## PROBLEM
From the entries below, gather every line containing the string "Localizar".

- - - -

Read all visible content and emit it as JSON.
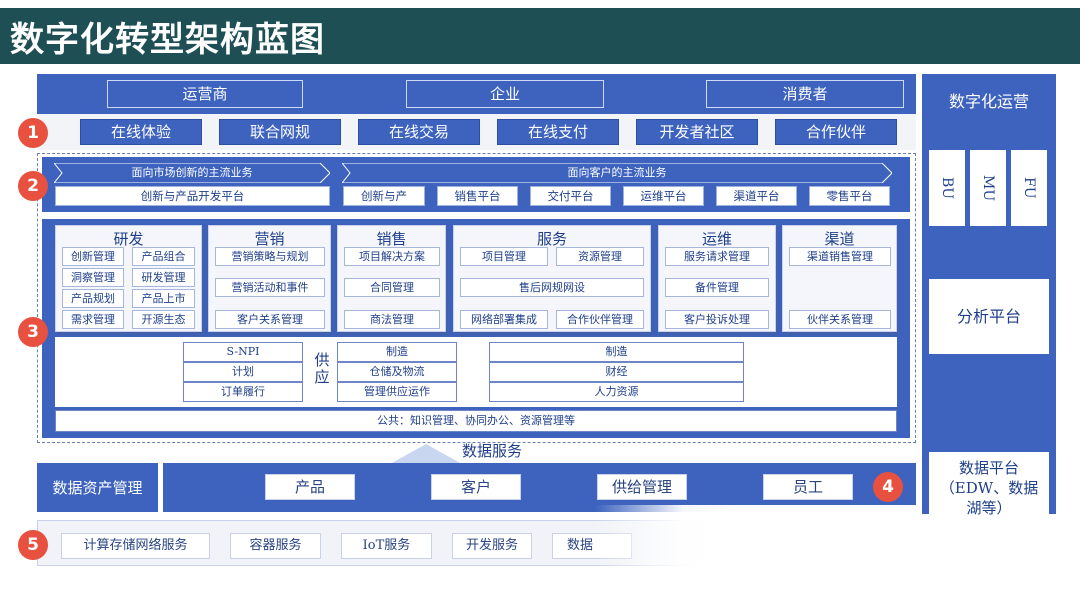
{
  "title": "数字化转型架构蓝图",
  "layer1": {
    "top_labels": [
      "运营商",
      "企业",
      "消费者"
    ],
    "channels": [
      "在线体验",
      "联合网规",
      "在线交易",
      "在线支付",
      "开发者社区",
      "合作伙伴"
    ]
  },
  "layer2": {
    "left_header": "面向市场创新的主流业务",
    "right_header": "面向客户的主流业务",
    "left_platform": "创新与产品开发平台",
    "right_platforms": [
      "创新与产",
      "销售平台",
      "交付平台",
      "运维平台",
      "渠道平台",
      "零售平台"
    ]
  },
  "layer3": {
    "cards": [
      {
        "title": "研发",
        "items": [
          "创新管理",
          "产品组合",
          "洞察管理",
          "研发管理",
          "产品规划",
          "产品上市",
          "需求管理",
          "开源生态"
        ]
      },
      {
        "title": "营销",
        "items": [
          "营销策略与规划",
          "营销活动和事件",
          "客户关系管理"
        ]
      },
      {
        "title": "销售",
        "items": [
          "项目解决方案",
          "合同管理",
          "商法管理"
        ]
      },
      {
        "title": "服务",
        "items": [
          "项目管理",
          "资源管理",
          "售后网规网设",
          "网络部署集成",
          "合作伙伴管理"
        ]
      },
      {
        "title": "运维",
        "items": [
          "服务请求管理",
          "备件管理",
          "客户投诉处理"
        ]
      },
      {
        "title": "渠道",
        "items": [
          "渠道销售管理",
          "伙伴关系管理"
        ]
      }
    ],
    "supply_label": "供应",
    "supply_left": [
      "S-NPI",
      "计划",
      "订单履行"
    ],
    "supply_mid": [
      "制造",
      "仓储及物流",
      "管理供应运作"
    ],
    "supply_right": [
      "制造",
      "财经",
      "人力资源"
    ],
    "public": "公共：知识管理、协同办公、资源管理等"
  },
  "layer4": {
    "data_service": "数据服务",
    "asset_mgmt": "数据资产管理",
    "items": [
      "产品",
      "客户",
      "供给管理",
      "员工"
    ]
  },
  "layer5": {
    "items": [
      "计算存储网络服务",
      "容器服务",
      "IoT服务",
      "开发服务",
      "数据"
    ]
  },
  "right": {
    "ops_title": "数字化运营",
    "units": [
      "BU",
      "MU",
      "FU"
    ],
    "analysis": "分析平台",
    "data_platform_1": "数据平台",
    "data_platform_2": "（EDW、数据",
    "data_platform_3": "湖等）"
  },
  "badges": [
    "1",
    "2",
    "3",
    "4",
    "5"
  ]
}
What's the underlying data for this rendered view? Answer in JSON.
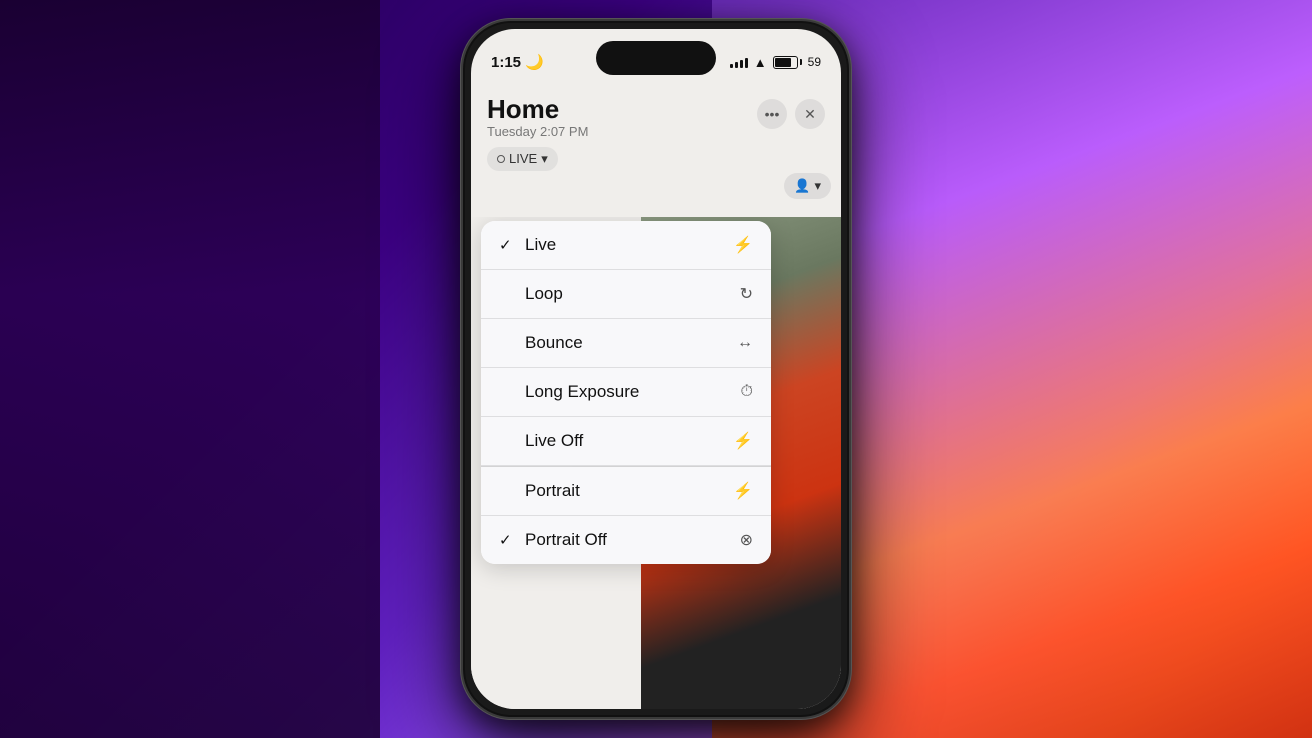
{
  "background": {
    "description": "blurred room background with colorful lighting"
  },
  "phone": {
    "status_bar": {
      "time": "1:15",
      "moon": "🌙",
      "signal_bars": [
        4,
        6,
        8,
        10,
        12
      ],
      "wifi": "WiFi",
      "battery_percent": "59"
    },
    "header": {
      "title": "Home",
      "subtitle": "Tuesday  2:07 PM",
      "live_badge_label": "LIVE",
      "more_btn": "•••",
      "close_btn": "×",
      "people_btn": "👥"
    },
    "dropdown": {
      "items": [
        {
          "id": "live",
          "label": "Live",
          "checked": true,
          "icon": "⚡"
        },
        {
          "id": "loop",
          "label": "Loop",
          "checked": false,
          "icon": "↻"
        },
        {
          "id": "bounce",
          "label": "Bounce",
          "checked": false,
          "icon": "↔"
        },
        {
          "id": "long-exposure",
          "label": "Long Exposure",
          "checked": false,
          "icon": "⏱"
        },
        {
          "id": "live-off",
          "label": "Live Off",
          "checked": false,
          "icon": "⚡̶",
          "separator": false
        },
        {
          "id": "portrait",
          "label": "Portrait",
          "checked": false,
          "icon": "⚡",
          "separator": true
        },
        {
          "id": "portrait-off",
          "label": "Portrait Off",
          "checked": true,
          "icon": "⊗",
          "separator": false
        }
      ]
    }
  }
}
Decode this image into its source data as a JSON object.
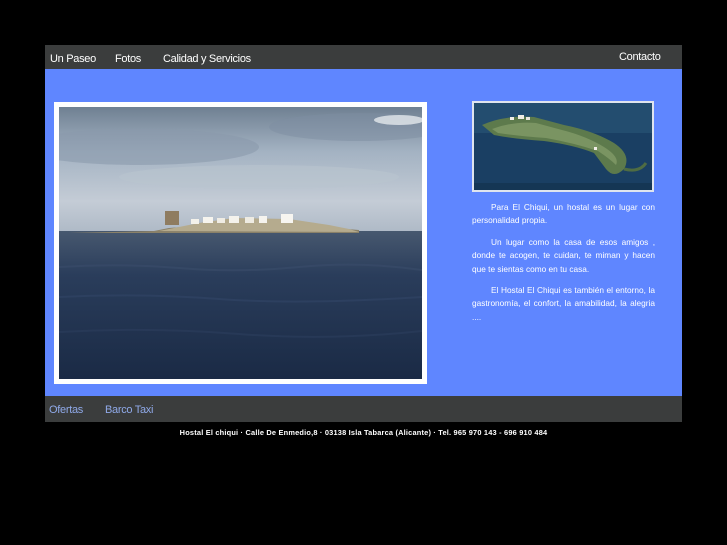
{
  "top_nav": {
    "items": [
      {
        "label": "Un Paseo"
      },
      {
        "label": "Fotos"
      },
      {
        "label": "Calidad y Servicios"
      }
    ],
    "contact_label": "Contacto"
  },
  "intro": {
    "paragraphs": [
      "Para El Chiqui, un hostal es un lugar con personalidad propia.",
      "Un lugar como la casa de esos amigos , donde te acogen, te cuidan, te miman y hacen que te sientas como en tu casa.",
      "El Hostal El Chiqui es también el entorno, la gastronomía, el confort, la amabilidad, la alegria ...."
    ]
  },
  "bottom_nav": {
    "items": [
      {
        "label": "Ofertas"
      },
      {
        "label": "Barco Taxi"
      }
    ]
  },
  "footer": {
    "text": "Hostal El chiqui · Calle De Enmedio,8 · 03138 Isla Tabarca (Alicante) · Tel. 965 970 143 - 696 910 484"
  },
  "colors": {
    "page_background": "#000000",
    "nav_background": "#3b3d3d",
    "content_background": "#5f86ff",
    "bottom_link": "#8fa9e8"
  }
}
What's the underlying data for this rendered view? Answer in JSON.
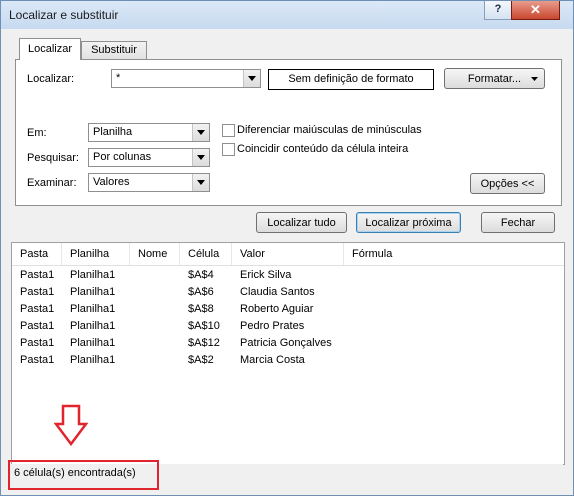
{
  "window": {
    "title": "Localizar e substituir",
    "help_label": "?",
    "close_label": "✕"
  },
  "tabs": [
    {
      "label": "Localizar",
      "active": true
    },
    {
      "label": "Substituir",
      "active": false
    }
  ],
  "find": {
    "label": "Localizar:",
    "value": "*",
    "format_preview": "Sem definição de formato",
    "format_button": "Formatar..."
  },
  "options": {
    "within_label": "Em:",
    "within_value": "Planilha",
    "search_label": "Pesquisar:",
    "search_value": "Por colunas",
    "look_in_label": "Examinar:",
    "look_in_value": "Valores",
    "match_case_label": "Diferenciar maiúsculas de minúsculas",
    "match_case_checked": false,
    "entire_cell_label": "Coincidir conteúdo da célula inteira",
    "entire_cell_checked": false,
    "options_button": "Opções <<"
  },
  "actions": {
    "find_all": "Localizar tudo",
    "find_next": "Localizar próxima",
    "close": "Fechar"
  },
  "results": {
    "columns": [
      "Pasta",
      "Planilha",
      "Nome",
      "Célula",
      "Valor",
      "Fórmula"
    ],
    "rows": [
      [
        "Pasta1",
        "Planilha1",
        "",
        "$A$4",
        "Erick Silva",
        ""
      ],
      [
        "Pasta1",
        "Planilha1",
        "",
        "$A$6",
        "Claudia Santos",
        ""
      ],
      [
        "Pasta1",
        "Planilha1",
        "",
        "$A$8",
        "Roberto Aguiar",
        ""
      ],
      [
        "Pasta1",
        "Planilha1",
        "",
        "$A$10",
        "Pedro Prates",
        ""
      ],
      [
        "Pasta1",
        "Planilha1",
        "",
        "$A$12",
        "Patricia Gonçalves",
        ""
      ],
      [
        "Pasta1",
        "Planilha1",
        "",
        "$A$2",
        "Marcia Costa",
        ""
      ]
    ]
  },
  "status": {
    "text": "6 célula(s) encontrada(s)"
  },
  "annotation": {
    "color": "#e0252f"
  }
}
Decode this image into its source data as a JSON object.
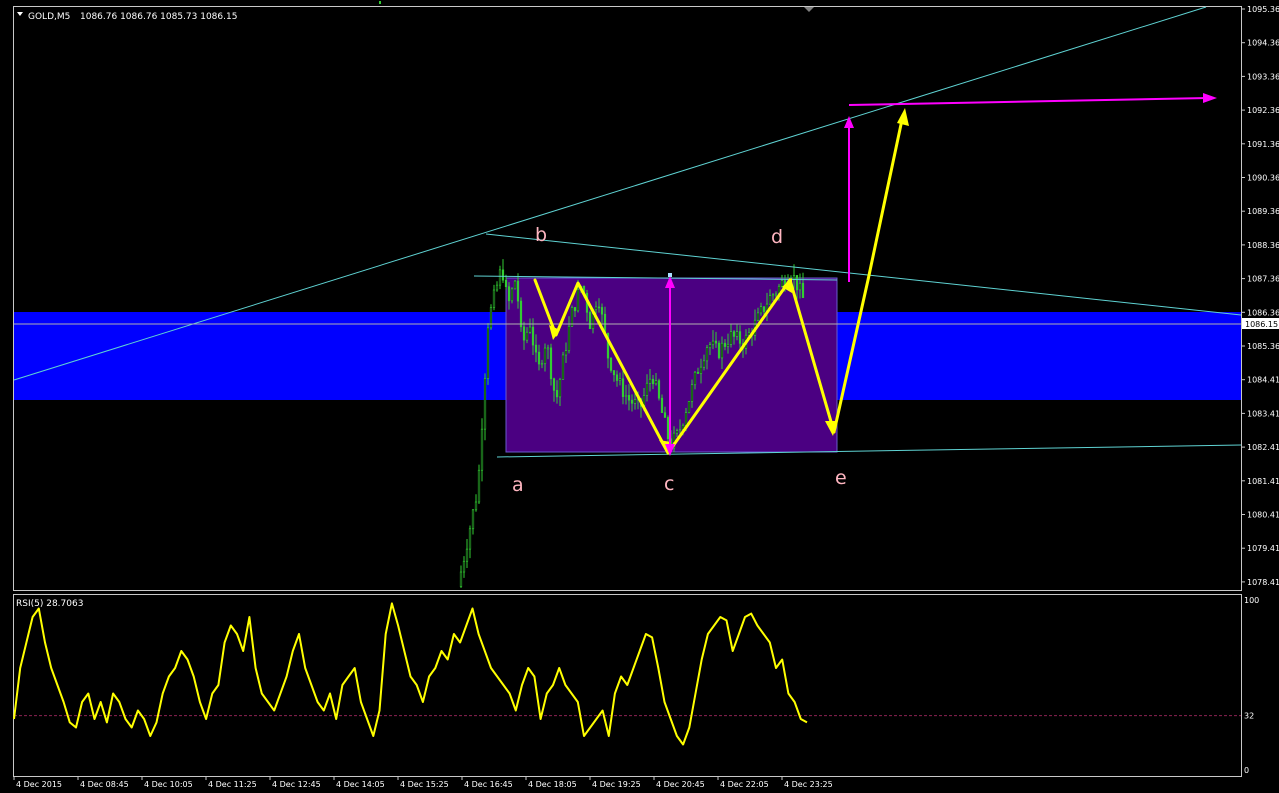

- - - -

## ANSWER TO THIS TASK
    "title": "Localizar e substituir",
      "label": "Localizar",
    "label": "Localizar:",
    "find_all": "Localizar tudo",
    "find_next": "Localizar próxima",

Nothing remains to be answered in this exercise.